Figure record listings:
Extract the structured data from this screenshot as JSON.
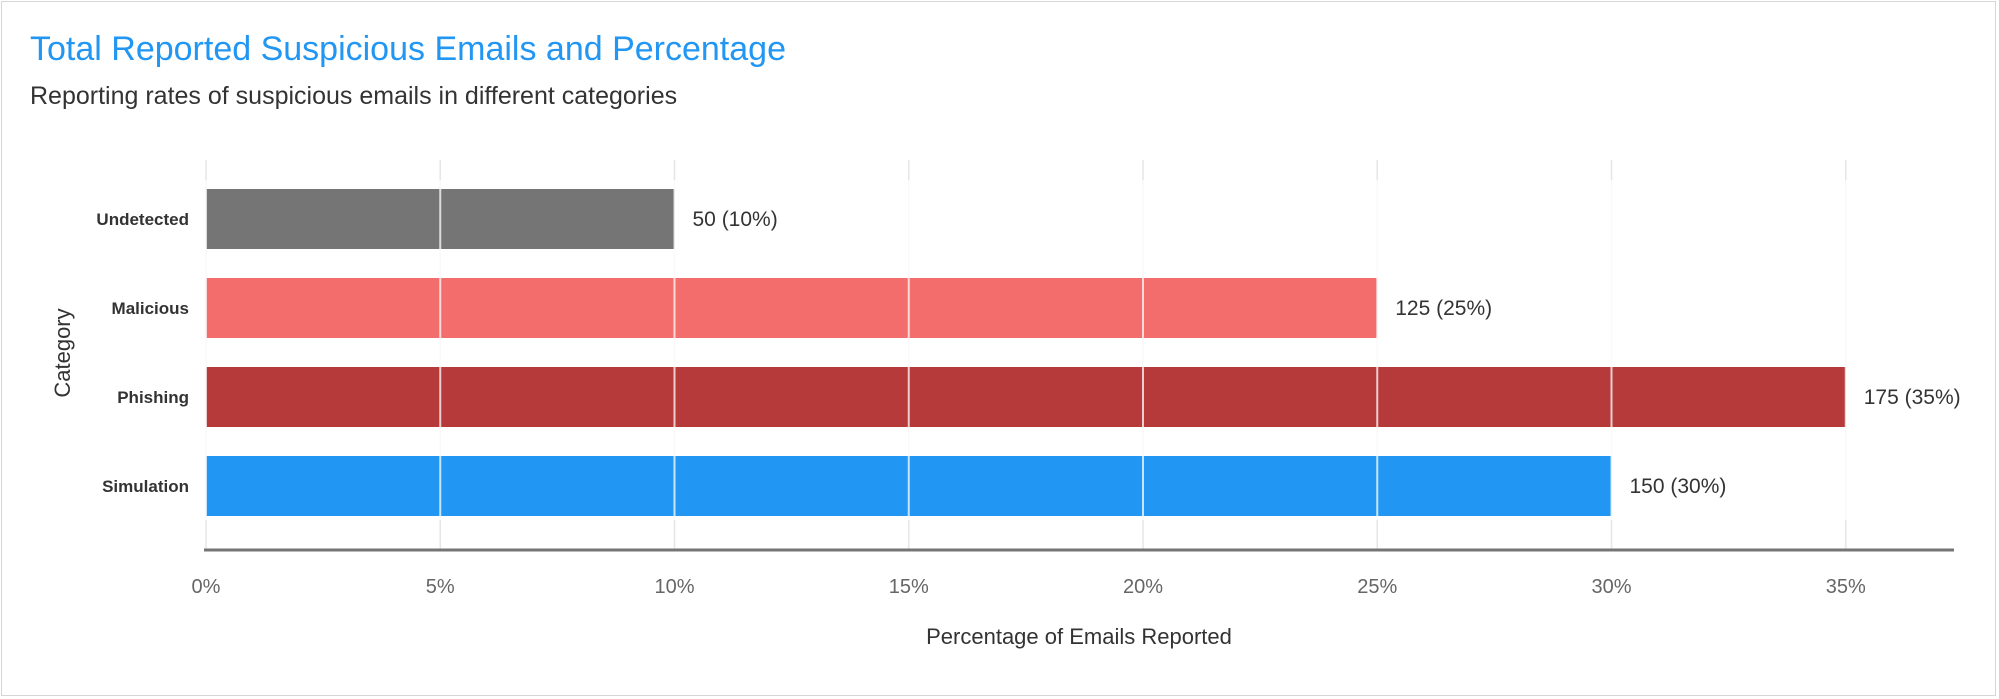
{
  "chart_data": {
    "type": "bar",
    "orientation": "horizontal",
    "title": "Total Reported Suspicious Emails and Percentage",
    "subtitle": "Reporting rates of suspicious emails in different categories",
    "xlabel": "Percentage of Emails Reported",
    "ylabel": "Category",
    "categories": [
      "Undetected",
      "Malicious",
      "Phishing",
      "Simulation"
    ],
    "values": [
      10,
      25,
      35,
      30
    ],
    "counts": [
      50,
      125,
      175,
      150
    ],
    "data_labels": [
      "50 (10%)",
      "125 (25%)",
      "175 (35%)",
      "150 (30%)"
    ],
    "colors": [
      "#757575",
      "#f46d6d",
      "#b73a3a",
      "#2196f3"
    ],
    "xlim": [
      0,
      37.4
    ],
    "xticks": [
      0,
      5,
      10,
      15,
      20,
      25,
      30,
      35
    ],
    "xtick_labels": [
      "0%",
      "5%",
      "10%",
      "15%",
      "20%",
      "25%",
      "30%",
      "35%"
    ],
    "grid": true,
    "legend": "none"
  }
}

• Your objective: Leave the pictures out and reproduce each record exactly as written.

• Solution for this task:
Extract the structured data from this screenshot as JSON.
{
  "chart_data": {
    "type": "bar",
    "orientation": "horizontal",
    "title": "Total Reported Suspicious Emails and Percentage",
    "subtitle": "Reporting rates of suspicious emails in different categories",
    "xlabel": "Percentage of Emails Reported",
    "ylabel": "Category",
    "categories": [
      "Undetected",
      "Malicious",
      "Phishing",
      "Simulation"
    ],
    "values": [
      10,
      25,
      35,
      30
    ],
    "counts": [
      50,
      125,
      175,
      150
    ],
    "data_labels": [
      "50 (10%)",
      "125 (25%)",
      "175 (35%)",
      "150 (30%)"
    ],
    "colors": [
      "#757575",
      "#f46d6d",
      "#b73a3a",
      "#2196f3"
    ],
    "xlim": [
      0,
      37.4
    ],
    "xticks": [
      0,
      5,
      10,
      15,
      20,
      25,
      30,
      35
    ],
    "xtick_labels": [
      "0%",
      "5%",
      "10%",
      "15%",
      "20%",
      "25%",
      "30%",
      "35%"
    ],
    "grid": true,
    "legend": "none"
  }
}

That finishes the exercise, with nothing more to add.